— begin —

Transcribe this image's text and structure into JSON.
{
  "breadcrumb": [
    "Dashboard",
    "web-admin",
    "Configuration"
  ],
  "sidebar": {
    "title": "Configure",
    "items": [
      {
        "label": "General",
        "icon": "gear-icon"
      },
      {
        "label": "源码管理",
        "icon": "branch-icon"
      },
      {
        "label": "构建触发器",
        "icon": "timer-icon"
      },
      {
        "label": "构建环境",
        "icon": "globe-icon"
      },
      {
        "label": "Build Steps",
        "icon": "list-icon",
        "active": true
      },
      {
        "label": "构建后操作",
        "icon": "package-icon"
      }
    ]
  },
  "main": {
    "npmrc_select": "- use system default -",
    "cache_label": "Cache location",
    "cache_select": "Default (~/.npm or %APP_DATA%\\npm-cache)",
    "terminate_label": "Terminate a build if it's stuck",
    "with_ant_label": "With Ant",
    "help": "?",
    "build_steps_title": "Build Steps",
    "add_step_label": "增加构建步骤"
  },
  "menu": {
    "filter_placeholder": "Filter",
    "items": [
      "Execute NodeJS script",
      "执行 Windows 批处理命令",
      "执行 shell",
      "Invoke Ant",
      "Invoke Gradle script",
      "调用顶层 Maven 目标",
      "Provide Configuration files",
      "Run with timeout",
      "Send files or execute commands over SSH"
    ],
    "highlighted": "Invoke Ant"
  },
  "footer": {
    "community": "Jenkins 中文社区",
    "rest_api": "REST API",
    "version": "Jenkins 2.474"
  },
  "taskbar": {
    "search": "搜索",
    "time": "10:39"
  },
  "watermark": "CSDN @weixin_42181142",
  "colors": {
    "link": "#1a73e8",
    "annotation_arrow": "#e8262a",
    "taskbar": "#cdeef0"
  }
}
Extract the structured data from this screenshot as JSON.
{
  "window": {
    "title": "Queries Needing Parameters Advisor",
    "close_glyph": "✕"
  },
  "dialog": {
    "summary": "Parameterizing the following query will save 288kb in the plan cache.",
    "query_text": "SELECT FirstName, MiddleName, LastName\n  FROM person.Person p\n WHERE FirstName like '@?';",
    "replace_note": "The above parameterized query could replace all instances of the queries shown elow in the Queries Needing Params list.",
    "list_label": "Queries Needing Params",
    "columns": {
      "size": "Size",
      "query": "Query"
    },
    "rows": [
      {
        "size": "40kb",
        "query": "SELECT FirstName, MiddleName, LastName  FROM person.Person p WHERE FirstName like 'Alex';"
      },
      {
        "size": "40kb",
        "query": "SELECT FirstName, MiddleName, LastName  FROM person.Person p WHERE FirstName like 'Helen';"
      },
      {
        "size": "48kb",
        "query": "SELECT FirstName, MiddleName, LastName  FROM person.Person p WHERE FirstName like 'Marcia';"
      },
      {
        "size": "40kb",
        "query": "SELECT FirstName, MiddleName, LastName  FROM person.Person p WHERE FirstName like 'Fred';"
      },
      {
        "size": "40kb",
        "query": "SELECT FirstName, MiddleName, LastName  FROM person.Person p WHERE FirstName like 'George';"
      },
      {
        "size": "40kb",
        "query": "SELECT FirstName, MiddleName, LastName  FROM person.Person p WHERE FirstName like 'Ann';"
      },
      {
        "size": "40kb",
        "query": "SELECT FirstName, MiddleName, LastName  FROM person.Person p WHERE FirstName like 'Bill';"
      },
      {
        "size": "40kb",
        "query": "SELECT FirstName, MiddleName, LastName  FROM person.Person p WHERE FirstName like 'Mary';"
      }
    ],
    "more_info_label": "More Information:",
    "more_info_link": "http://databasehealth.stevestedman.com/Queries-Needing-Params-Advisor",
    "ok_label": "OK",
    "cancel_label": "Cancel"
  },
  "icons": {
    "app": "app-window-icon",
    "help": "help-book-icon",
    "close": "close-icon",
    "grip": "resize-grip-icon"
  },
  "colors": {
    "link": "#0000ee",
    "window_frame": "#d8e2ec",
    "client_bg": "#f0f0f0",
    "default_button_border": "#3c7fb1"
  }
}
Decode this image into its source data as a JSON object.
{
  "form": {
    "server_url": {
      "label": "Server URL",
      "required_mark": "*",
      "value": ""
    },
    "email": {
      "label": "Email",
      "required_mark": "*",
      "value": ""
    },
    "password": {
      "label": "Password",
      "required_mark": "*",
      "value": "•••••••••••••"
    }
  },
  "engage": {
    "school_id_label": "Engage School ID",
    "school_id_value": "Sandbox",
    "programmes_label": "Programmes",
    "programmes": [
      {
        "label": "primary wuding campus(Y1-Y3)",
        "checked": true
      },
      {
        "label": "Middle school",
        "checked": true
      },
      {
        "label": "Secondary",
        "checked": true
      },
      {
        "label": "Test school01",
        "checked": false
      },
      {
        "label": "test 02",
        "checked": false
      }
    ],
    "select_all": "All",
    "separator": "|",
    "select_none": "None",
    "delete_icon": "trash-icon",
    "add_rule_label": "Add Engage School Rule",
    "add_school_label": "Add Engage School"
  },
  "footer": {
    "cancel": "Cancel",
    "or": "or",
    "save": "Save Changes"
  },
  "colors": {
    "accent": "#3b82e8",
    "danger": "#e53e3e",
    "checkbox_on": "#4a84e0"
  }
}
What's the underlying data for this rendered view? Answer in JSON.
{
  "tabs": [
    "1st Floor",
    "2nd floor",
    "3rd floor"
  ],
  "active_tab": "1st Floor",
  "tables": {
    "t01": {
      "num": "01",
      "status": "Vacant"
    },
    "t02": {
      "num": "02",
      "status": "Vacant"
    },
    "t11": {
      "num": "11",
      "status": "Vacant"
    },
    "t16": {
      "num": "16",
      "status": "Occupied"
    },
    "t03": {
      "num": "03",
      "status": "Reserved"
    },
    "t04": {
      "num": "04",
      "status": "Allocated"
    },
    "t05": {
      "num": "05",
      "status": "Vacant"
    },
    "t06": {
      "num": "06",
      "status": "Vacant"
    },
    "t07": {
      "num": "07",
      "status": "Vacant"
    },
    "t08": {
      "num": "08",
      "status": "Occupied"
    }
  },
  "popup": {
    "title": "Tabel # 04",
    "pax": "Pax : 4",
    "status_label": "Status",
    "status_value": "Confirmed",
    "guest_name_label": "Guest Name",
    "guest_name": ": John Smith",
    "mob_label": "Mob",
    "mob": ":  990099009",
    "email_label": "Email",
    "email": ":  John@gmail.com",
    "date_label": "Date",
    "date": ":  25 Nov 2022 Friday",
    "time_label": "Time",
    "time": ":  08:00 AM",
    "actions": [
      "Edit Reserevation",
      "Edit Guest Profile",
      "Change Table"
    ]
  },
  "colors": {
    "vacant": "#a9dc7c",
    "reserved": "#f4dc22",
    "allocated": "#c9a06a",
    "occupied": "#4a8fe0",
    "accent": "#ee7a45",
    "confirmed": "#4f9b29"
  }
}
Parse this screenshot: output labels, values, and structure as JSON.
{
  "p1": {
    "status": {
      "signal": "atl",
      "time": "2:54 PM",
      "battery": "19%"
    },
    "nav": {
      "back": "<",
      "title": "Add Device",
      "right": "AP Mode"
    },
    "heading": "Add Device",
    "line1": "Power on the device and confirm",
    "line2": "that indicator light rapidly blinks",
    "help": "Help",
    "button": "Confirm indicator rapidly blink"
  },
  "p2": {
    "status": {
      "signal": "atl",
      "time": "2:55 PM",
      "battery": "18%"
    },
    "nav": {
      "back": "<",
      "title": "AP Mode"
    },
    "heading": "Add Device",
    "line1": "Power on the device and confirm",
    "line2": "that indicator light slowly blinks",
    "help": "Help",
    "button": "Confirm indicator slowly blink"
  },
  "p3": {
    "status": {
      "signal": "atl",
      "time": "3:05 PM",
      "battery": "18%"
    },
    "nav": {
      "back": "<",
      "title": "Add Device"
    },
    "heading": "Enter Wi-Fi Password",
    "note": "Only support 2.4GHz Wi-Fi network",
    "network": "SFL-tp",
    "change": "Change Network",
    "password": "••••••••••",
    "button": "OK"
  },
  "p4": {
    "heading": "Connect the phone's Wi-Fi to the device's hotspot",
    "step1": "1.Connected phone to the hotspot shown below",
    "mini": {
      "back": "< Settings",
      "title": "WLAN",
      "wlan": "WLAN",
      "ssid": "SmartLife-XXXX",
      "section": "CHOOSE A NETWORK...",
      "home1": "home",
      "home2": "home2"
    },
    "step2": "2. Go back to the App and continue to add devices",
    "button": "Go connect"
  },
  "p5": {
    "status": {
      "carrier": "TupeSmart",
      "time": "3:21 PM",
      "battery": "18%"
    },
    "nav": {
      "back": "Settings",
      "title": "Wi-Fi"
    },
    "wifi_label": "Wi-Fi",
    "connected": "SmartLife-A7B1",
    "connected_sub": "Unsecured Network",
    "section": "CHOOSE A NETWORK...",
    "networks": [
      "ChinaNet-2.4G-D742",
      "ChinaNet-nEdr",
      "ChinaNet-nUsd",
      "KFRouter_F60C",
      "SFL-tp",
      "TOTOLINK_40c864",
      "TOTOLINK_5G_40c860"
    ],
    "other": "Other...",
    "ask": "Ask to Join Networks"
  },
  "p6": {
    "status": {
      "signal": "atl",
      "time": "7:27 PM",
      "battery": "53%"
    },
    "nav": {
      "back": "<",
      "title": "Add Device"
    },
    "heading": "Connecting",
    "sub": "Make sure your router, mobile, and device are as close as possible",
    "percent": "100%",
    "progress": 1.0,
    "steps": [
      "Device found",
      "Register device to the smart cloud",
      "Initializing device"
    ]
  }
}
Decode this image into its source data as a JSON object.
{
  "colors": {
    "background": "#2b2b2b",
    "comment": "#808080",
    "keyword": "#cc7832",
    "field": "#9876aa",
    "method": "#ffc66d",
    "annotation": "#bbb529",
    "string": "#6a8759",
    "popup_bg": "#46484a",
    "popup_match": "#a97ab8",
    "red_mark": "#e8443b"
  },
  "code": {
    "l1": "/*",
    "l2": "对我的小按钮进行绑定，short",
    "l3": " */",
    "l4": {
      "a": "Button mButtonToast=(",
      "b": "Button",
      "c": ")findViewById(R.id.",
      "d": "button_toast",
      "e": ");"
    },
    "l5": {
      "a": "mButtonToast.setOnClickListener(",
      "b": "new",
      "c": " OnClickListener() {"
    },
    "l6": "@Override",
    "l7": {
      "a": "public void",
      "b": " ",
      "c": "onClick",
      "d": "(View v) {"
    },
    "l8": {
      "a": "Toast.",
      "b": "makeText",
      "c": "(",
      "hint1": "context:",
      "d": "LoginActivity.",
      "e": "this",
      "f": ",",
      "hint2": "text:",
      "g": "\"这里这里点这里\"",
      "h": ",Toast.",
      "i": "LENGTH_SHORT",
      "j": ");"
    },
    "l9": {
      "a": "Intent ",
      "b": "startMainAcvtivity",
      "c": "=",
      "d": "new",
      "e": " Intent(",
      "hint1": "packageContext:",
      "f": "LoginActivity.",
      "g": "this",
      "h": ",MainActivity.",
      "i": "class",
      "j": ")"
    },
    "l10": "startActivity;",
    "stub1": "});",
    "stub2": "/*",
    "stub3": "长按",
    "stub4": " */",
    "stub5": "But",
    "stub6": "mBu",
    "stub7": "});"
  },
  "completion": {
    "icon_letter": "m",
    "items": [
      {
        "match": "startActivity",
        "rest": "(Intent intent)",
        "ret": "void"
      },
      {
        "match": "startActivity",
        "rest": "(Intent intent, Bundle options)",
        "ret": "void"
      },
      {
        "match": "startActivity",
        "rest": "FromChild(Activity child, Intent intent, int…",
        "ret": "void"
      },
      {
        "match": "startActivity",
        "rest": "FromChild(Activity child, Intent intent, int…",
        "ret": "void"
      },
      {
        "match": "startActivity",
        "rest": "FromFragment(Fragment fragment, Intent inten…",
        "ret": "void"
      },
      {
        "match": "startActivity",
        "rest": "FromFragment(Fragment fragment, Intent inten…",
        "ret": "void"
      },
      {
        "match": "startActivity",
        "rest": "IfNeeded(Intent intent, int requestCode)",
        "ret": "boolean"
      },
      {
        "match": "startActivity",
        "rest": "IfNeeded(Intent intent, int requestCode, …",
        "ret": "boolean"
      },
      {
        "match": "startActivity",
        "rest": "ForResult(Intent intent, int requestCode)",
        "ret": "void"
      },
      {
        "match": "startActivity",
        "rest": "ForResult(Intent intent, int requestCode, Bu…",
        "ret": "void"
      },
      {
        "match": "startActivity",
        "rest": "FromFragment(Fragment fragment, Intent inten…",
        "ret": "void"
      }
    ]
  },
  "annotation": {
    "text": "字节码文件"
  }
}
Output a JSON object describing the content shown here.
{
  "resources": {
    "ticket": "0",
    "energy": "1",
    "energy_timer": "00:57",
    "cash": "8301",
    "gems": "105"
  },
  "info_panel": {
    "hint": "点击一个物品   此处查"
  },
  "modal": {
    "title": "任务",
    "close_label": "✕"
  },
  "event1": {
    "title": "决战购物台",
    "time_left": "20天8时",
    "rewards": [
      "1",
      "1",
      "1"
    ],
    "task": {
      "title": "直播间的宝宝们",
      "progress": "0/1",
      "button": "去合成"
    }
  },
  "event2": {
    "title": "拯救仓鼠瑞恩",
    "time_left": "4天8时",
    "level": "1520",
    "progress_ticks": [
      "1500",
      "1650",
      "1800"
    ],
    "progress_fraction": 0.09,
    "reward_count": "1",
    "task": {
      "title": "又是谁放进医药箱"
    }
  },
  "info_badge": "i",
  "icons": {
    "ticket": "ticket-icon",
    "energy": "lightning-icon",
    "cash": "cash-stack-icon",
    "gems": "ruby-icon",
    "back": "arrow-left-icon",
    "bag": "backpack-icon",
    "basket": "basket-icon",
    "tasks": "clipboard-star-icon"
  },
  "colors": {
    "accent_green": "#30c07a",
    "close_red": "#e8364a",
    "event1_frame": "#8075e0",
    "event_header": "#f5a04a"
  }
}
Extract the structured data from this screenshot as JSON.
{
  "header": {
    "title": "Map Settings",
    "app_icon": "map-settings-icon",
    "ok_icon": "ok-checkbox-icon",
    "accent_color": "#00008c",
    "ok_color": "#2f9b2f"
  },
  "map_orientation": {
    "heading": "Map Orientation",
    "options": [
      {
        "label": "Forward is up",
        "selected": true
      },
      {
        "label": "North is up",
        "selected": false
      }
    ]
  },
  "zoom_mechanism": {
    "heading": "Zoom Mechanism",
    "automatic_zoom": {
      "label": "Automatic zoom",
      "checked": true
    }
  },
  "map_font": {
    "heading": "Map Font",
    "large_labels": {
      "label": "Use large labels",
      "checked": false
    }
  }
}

— end —

Work required:
Pick out the lines above containing the word "blinks", then copy them.

Answer to the task:
    "line2": "that indicator light rapidly blinks",
    "line2": "that indicator light slowly blinks",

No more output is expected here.